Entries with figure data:
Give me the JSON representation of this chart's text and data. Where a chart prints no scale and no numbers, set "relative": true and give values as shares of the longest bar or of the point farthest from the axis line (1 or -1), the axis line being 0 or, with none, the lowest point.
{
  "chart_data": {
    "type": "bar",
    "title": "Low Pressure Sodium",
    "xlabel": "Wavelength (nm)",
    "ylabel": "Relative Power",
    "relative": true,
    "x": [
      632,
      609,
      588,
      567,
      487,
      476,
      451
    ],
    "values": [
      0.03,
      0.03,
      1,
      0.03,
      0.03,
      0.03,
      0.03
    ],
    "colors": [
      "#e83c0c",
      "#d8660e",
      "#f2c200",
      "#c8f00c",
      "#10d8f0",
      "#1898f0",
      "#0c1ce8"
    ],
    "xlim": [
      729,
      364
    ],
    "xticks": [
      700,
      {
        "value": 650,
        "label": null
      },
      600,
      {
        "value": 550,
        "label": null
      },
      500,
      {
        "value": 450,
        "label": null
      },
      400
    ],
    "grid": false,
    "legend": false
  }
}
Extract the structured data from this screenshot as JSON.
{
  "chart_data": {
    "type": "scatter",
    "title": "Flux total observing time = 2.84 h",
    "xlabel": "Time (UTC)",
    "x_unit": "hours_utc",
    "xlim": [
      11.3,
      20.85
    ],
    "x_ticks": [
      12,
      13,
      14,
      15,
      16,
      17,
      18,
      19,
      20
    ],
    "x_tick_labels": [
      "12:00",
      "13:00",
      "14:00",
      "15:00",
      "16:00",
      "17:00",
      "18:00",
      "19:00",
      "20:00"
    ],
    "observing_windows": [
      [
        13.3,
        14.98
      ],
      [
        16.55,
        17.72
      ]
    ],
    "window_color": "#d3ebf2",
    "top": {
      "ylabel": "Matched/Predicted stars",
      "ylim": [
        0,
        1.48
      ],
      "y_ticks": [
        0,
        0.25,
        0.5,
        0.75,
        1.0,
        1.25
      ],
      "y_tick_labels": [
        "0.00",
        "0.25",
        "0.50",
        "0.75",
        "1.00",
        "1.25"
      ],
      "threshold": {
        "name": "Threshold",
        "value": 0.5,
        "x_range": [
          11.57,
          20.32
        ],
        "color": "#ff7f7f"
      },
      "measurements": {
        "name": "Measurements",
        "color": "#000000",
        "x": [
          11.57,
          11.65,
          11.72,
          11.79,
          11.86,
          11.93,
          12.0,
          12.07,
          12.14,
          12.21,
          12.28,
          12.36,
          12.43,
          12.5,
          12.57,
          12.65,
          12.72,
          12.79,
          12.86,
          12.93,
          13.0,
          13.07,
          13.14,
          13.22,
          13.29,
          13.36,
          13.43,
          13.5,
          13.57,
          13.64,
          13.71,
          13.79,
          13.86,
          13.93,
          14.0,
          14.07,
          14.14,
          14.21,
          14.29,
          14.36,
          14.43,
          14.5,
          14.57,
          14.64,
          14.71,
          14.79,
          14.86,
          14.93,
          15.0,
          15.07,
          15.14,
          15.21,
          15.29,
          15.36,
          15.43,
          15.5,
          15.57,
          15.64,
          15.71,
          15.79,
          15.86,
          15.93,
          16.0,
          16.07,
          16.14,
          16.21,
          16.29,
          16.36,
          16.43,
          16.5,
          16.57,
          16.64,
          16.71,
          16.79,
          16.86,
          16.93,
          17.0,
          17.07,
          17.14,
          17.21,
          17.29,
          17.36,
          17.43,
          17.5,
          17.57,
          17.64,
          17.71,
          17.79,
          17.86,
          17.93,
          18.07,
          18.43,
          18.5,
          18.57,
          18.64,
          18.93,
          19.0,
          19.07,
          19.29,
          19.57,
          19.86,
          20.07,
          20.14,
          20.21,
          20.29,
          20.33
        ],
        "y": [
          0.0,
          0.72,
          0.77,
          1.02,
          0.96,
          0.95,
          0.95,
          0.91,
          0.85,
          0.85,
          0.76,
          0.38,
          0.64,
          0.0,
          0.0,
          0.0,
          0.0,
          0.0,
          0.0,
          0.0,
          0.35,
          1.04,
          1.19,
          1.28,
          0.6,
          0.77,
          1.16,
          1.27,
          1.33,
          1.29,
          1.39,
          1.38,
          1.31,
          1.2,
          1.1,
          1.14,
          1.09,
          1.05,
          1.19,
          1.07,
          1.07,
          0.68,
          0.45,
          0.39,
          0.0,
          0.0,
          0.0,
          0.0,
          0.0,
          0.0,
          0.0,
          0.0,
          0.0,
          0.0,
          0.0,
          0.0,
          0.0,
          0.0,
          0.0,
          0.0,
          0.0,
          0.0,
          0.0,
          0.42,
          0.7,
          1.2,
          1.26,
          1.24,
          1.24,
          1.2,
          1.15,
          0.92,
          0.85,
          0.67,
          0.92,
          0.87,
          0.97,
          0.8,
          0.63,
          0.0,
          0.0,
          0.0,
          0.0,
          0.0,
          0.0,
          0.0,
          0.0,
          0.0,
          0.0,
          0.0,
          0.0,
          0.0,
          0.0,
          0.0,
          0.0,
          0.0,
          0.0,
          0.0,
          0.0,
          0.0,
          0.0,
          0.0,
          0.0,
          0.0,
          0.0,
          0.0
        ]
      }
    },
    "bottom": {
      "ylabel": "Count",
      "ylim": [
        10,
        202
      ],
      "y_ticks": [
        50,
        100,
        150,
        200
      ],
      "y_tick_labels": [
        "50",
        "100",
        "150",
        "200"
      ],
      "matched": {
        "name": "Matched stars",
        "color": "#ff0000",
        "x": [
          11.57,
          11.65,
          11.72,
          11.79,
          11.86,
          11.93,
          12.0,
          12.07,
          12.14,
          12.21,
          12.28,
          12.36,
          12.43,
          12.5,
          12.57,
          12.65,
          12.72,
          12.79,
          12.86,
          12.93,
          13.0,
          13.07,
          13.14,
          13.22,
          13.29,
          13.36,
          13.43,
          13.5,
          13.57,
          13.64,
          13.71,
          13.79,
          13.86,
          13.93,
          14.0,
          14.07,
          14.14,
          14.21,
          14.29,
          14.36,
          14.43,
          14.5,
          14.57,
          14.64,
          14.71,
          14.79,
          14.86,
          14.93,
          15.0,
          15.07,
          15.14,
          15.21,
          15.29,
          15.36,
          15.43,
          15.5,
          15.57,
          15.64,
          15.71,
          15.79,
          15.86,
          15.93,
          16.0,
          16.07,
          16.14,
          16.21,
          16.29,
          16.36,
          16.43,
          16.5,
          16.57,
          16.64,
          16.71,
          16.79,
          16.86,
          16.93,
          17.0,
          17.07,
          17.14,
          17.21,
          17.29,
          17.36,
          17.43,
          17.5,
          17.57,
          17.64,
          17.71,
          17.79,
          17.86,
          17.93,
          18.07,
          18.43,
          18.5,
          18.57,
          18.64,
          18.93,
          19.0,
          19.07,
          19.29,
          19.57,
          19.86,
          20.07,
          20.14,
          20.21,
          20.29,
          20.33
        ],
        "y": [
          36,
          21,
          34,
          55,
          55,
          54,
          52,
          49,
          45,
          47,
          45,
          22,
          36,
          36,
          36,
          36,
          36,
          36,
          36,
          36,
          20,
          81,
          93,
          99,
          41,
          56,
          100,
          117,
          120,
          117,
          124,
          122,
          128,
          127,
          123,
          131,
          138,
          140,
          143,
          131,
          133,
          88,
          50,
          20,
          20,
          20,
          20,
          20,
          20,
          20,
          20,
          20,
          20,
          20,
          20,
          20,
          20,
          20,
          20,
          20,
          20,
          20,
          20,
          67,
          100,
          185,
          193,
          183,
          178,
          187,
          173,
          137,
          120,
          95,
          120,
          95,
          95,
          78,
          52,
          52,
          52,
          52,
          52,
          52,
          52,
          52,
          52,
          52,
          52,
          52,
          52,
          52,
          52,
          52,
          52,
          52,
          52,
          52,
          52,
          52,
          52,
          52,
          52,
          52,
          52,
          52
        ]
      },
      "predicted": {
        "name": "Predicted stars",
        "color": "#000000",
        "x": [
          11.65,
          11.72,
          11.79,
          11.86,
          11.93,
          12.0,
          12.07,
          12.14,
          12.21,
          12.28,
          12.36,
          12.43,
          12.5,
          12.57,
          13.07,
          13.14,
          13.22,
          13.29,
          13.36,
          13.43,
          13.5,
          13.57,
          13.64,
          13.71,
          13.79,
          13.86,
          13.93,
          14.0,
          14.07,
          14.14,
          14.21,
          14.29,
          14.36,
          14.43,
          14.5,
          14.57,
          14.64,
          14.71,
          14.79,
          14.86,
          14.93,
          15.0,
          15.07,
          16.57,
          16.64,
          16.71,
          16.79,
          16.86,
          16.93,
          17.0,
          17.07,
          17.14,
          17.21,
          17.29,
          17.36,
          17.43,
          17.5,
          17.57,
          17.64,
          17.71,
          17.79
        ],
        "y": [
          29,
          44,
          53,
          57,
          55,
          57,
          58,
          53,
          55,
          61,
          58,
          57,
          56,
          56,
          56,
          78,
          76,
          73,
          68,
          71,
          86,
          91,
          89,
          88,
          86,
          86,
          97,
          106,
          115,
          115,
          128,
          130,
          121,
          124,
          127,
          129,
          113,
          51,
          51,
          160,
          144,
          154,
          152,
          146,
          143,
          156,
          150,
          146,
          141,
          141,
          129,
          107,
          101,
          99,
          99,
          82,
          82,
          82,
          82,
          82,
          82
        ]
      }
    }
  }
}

## Task brief
Count every line in the preceding entries where the string "xlabel" appears, then state only the total.

## Expected answer
2